■ **The exercise**
Read the data and repeat it in full, exactly.

■ **Task input**
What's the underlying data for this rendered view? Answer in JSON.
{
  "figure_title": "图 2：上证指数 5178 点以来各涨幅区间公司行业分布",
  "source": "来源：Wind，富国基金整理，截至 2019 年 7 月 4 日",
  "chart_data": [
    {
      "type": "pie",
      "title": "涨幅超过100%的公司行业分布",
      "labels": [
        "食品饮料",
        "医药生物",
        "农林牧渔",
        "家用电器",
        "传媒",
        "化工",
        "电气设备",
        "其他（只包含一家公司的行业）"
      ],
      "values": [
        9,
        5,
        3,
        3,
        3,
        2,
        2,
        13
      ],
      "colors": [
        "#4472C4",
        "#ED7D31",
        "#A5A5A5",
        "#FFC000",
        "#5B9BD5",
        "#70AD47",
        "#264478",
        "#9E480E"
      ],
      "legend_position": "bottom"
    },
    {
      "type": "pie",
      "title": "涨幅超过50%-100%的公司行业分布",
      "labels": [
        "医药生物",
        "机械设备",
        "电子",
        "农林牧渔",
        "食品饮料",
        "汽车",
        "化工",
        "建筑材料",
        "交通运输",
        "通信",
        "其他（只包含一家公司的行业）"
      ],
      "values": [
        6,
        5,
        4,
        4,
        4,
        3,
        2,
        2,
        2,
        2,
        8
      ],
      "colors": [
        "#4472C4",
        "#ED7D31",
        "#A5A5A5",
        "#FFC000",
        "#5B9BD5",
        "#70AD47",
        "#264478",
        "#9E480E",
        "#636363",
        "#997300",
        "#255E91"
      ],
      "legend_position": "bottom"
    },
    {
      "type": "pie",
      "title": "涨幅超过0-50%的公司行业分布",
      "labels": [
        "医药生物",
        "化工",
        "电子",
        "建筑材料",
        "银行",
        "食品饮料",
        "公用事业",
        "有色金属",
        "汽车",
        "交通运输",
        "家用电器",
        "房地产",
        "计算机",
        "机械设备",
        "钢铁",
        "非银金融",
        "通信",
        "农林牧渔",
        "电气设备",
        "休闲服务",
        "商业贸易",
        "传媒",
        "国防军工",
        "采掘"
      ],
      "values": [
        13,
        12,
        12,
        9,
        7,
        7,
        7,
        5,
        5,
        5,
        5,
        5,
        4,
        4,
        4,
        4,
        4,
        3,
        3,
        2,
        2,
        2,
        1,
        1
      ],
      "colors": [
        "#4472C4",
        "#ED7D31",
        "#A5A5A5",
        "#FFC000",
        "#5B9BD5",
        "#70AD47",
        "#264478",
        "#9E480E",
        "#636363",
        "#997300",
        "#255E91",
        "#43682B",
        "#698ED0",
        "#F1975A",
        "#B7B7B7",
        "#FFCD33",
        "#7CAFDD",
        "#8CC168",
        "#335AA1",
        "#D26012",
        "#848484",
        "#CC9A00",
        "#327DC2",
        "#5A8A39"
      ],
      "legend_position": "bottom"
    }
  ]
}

■ **Written solution**
What's the underlying data for this rendered view? Answer in JSON.
{
  "figure_title": "图 2：上证指数 5178 点以来各涨幅区间公司行业分布",
  "source": "来源：Wind，富国基金整理，截至 2019 年 7 月 4 日",
  "chart_data": [
    {
      "type": "pie",
      "title": "涨幅超过100%的公司行业分布",
      "labels": [
        "食品饮料",
        "医药生物",
        "农林牧渔",
        "家用电器",
        "传媒",
        "化工",
        "电气设备",
        "其他（只包含一家公司的行业）"
      ],
      "values": [
        9,
        5,
        3,
        3,
        3,
        2,
        2,
        13
      ],
      "colors": [
        "#4472C4",
        "#ED7D31",
        "#A5A5A5",
        "#FFC000",
        "#5B9BD5",
        "#70AD47",
        "#264478",
        "#9E480E"
      ],
      "legend_position": "bottom"
    },
    {
      "type": "pie",
      "title": "涨幅超过50%-100%的公司行业分布",
      "labels": [
        "医药生物",
        "机械设备",
        "电子",
        "农林牧渔",
        "食品饮料",
        "汽车",
        "化工",
        "建筑材料",
        "交通运输",
        "通信",
        "其他（只包含一家公司的行业）"
      ],
      "values": [
        6,
        5,
        4,
        4,
        4,
        3,
        2,
        2,
        2,
        2,
        8
      ],
      "colors": [
        "#4472C4",
        "#ED7D31",
        "#A5A5A5",
        "#FFC000",
        "#5B9BD5",
        "#70AD47",
        "#264478",
        "#9E480E",
        "#636363",
        "#997300",
        "#255E91"
      ],
      "legend_position": "bottom"
    },
    {
      "type": "pie",
      "title": "涨幅超过0-50%的公司行业分布",
      "labels": [
        "医药生物",
        "化工",
        "电子",
        "建筑材料",
        "银行",
        "食品饮料",
        "公用事业",
        "有色金属",
        "汽车",
        "交通运输",
        "家用电器",
        "房地产",
        "计算机",
        "机械设备",
        "钢铁",
        "非银金融",
        "通信",
        "农林牧渔",
        "电气设备",
        "休闲服务",
        "商业贸易",
        "传媒",
        "国防军工",
        "采掘"
      ],
      "values": [
        13,
        12,
        12,
        9,
        7,
        7,
        7,
        5,
        5,
        5,
        5,
        5,
        4,
        4,
        4,
        4,
        4,
        3,
        3,
        2,
        2,
        2,
        1,
        1
      ],
      "colors": [
        "#4472C4",
        "#ED7D31",
        "#A5A5A5",
        "#FFC000",
        "#5B9BD5",
        "#70AD47",
        "#264478",
        "#9E480E",
        "#636363",
        "#997300",
        "#255E91",
        "#43682B",
        "#698ED0",
        "#F1975A",
        "#B7B7B7",
        "#FFCD33",
        "#7CAFDD",
        "#8CC168",
        "#335AA1",
        "#D26012",
        "#848484",
        "#CC9A00",
        "#327DC2",
        "#5A8A39"
      ],
      "legend_position": "bottom"
    }
  ]
}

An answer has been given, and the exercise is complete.